THE REQUEST → Retype the records word for word, from the first line down to and including the line that contains "logo-english-text: ZHIBORUI [196, 170, 253, 181]".

•••••

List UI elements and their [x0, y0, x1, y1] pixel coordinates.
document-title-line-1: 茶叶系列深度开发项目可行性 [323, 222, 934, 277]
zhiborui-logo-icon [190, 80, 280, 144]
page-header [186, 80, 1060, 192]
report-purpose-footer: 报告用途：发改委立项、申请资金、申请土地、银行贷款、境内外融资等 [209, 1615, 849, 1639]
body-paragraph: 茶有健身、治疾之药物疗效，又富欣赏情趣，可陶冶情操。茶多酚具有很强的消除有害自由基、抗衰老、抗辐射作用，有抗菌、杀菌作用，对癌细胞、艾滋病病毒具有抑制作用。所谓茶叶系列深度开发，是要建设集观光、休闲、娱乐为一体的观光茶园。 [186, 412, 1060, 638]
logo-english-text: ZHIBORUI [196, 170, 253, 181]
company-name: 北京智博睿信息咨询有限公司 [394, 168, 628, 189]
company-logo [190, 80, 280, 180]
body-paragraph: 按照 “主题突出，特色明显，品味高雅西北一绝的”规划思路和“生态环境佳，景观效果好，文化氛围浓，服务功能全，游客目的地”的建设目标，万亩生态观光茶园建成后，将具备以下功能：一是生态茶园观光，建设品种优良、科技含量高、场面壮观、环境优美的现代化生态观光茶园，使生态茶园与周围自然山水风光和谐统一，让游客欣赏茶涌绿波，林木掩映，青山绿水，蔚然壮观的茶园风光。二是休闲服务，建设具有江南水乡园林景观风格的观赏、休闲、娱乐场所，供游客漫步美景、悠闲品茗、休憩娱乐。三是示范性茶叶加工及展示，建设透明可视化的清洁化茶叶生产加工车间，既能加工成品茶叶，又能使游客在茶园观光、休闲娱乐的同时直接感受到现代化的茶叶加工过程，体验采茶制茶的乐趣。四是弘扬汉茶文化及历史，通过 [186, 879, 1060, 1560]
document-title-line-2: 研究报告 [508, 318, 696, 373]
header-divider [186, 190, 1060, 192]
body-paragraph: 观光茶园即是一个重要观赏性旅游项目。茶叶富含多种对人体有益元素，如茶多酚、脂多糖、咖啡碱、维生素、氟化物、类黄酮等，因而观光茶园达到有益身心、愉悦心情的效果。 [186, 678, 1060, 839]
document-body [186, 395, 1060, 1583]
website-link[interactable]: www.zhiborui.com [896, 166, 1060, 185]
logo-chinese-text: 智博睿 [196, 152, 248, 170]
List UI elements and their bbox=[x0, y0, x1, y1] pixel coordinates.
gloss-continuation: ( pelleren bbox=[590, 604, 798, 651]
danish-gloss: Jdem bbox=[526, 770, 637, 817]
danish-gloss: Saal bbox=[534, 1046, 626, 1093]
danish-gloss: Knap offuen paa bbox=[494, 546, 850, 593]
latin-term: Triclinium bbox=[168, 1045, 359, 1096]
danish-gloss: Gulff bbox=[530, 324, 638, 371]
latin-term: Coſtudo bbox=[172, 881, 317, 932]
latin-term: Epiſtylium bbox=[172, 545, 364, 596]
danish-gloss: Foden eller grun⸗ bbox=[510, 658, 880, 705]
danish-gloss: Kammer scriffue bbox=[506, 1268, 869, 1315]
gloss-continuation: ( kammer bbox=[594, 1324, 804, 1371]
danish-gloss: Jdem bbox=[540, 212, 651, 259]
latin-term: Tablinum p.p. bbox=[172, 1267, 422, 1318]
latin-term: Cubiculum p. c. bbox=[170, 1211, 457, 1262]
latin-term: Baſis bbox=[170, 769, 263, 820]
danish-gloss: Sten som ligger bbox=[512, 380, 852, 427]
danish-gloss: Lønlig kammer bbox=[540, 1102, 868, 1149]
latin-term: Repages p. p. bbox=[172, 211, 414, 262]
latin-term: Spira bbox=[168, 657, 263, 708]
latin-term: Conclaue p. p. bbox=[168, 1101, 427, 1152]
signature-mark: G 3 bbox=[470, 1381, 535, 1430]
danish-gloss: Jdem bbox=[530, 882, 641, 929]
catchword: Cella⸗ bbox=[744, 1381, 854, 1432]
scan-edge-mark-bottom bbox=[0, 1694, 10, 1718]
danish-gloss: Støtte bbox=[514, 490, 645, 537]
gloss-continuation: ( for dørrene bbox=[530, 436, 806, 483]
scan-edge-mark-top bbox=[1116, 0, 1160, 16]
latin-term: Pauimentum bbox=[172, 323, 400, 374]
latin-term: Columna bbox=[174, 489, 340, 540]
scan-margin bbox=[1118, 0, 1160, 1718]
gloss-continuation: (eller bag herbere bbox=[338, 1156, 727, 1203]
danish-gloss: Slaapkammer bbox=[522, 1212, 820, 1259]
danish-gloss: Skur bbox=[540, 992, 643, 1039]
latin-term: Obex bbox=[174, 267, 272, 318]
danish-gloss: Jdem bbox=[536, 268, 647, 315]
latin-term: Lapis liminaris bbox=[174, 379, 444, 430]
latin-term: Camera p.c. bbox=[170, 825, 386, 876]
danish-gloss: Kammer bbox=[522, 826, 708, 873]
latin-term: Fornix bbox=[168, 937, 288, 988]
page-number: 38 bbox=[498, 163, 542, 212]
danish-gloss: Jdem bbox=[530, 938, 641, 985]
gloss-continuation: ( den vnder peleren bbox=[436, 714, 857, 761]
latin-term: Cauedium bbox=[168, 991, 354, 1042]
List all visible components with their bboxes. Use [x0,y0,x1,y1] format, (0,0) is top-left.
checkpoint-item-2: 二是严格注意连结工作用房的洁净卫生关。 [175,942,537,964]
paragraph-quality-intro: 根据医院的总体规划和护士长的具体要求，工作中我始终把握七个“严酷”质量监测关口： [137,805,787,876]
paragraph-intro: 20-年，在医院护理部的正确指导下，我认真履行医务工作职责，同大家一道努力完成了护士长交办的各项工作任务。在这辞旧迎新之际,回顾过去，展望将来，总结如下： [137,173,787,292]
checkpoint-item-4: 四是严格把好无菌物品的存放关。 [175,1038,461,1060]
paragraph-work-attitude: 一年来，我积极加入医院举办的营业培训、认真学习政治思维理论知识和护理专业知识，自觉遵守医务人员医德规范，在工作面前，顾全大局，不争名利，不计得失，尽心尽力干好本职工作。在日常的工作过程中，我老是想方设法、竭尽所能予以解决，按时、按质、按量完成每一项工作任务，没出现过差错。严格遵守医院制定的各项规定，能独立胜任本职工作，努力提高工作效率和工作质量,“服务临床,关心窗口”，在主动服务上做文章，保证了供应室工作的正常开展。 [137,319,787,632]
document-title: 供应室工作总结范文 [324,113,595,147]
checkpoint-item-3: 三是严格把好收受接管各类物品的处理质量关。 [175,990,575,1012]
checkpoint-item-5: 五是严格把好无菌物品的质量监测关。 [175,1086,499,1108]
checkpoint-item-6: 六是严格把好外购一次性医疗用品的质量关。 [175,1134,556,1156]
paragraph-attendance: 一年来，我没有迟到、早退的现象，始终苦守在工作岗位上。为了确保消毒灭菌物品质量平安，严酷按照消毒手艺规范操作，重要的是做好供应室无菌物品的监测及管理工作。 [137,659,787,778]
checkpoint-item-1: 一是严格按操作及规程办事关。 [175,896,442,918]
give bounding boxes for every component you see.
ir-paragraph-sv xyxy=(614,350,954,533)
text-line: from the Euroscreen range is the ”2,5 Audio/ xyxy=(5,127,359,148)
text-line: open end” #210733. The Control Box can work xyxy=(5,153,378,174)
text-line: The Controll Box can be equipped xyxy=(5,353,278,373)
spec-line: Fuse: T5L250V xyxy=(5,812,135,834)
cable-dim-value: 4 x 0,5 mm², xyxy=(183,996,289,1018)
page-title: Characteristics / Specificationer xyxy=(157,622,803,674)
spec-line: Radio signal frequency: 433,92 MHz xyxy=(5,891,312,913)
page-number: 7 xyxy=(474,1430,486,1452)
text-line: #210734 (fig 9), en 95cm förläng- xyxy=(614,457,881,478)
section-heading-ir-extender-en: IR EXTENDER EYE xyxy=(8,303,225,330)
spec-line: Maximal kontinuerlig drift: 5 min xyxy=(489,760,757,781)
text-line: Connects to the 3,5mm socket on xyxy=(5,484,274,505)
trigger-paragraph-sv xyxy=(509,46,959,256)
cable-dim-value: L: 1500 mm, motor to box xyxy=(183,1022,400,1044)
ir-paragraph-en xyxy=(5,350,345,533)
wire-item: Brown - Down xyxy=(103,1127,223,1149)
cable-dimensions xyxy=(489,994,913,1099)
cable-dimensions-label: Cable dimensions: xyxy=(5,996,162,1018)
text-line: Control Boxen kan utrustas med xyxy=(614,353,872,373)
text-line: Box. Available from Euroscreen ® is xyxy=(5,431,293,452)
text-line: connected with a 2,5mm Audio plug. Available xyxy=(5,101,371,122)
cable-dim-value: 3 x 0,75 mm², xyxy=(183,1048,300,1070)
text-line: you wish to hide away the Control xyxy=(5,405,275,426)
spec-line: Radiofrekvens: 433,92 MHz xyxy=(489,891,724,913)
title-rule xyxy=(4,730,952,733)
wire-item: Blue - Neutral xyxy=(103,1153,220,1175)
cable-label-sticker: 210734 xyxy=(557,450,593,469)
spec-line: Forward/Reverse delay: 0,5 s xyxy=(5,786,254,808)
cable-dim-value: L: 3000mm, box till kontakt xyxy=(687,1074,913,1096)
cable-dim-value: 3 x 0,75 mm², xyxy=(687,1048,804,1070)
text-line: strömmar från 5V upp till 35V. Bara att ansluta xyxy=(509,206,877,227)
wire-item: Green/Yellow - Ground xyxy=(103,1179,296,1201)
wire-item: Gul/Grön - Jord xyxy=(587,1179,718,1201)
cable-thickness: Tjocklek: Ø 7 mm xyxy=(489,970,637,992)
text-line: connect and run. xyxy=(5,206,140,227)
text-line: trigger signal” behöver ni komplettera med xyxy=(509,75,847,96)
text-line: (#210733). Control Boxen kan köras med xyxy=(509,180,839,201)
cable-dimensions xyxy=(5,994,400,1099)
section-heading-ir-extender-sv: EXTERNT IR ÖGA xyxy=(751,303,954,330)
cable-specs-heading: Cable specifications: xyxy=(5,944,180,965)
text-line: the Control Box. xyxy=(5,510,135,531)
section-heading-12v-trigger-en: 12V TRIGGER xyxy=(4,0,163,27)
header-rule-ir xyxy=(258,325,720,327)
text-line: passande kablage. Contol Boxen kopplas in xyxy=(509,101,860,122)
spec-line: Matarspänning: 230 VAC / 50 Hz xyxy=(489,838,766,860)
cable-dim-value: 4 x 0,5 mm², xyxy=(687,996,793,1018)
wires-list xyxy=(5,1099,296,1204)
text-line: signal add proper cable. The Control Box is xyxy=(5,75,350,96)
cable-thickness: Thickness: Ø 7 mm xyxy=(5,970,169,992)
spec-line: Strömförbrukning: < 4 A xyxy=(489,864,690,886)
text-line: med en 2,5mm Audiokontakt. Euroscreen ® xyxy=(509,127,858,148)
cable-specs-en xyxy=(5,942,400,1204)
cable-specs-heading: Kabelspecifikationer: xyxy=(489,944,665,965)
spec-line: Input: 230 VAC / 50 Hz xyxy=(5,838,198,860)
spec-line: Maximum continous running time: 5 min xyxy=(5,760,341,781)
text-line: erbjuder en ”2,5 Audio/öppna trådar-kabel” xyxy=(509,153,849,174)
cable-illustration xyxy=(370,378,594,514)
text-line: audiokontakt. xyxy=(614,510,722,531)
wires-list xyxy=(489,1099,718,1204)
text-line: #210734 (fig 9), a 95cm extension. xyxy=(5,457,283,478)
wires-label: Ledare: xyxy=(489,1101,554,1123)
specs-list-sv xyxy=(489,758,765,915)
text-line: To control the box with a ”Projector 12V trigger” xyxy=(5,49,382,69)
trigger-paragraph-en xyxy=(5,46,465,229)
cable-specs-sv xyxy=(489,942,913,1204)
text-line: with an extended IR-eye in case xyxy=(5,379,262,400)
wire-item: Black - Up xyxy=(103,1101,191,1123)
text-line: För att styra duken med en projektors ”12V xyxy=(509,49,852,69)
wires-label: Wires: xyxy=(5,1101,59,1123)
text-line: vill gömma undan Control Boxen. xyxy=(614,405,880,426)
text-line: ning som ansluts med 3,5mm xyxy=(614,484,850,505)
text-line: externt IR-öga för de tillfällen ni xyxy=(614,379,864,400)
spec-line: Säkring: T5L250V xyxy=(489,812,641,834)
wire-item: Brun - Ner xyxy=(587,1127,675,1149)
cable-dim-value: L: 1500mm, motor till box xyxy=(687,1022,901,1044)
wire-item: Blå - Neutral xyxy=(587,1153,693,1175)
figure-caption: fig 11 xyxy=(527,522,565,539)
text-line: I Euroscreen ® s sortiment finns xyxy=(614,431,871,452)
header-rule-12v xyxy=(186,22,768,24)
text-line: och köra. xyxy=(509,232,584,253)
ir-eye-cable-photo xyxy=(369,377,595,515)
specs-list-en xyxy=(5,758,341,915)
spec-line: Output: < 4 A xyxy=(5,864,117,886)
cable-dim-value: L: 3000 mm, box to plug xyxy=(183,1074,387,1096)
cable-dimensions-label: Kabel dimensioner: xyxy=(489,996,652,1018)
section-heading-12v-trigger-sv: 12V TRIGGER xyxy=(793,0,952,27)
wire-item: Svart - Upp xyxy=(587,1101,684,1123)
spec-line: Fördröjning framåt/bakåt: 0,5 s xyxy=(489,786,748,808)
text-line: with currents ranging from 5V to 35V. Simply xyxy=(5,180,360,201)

•••••

RESULT →
List UI elements and their [x0, y0, x1, y1] pixel coordinates.
document-title-line-1: 茶叶系列深度开发项目可行性 [323, 222, 934, 277]
zhiborui-logo-icon [190, 80, 280, 144]
page-header [186, 80, 1060, 192]
report-purpose-footer: 报告用途：发改委立项、申请资金、申请土地、银行贷款、境内外融资等 [209, 1615, 849, 1639]
body-paragraph: 茶有健身、治疾之药物疗效，又富欣赏情趣，可陶冶情操。茶多酚具有很强的消除有害自由基、抗衰老、抗辐射作用，有抗菌、杀菌作用，对癌细胞、艾滋病病毒具有抑制作用。所谓茶叶系列深度开发，是要建设集观光、休闲、娱乐为一体的观光茶园。 [186, 412, 1060, 638]
logo-english-text: ZHIBORUI [196, 170, 253, 181]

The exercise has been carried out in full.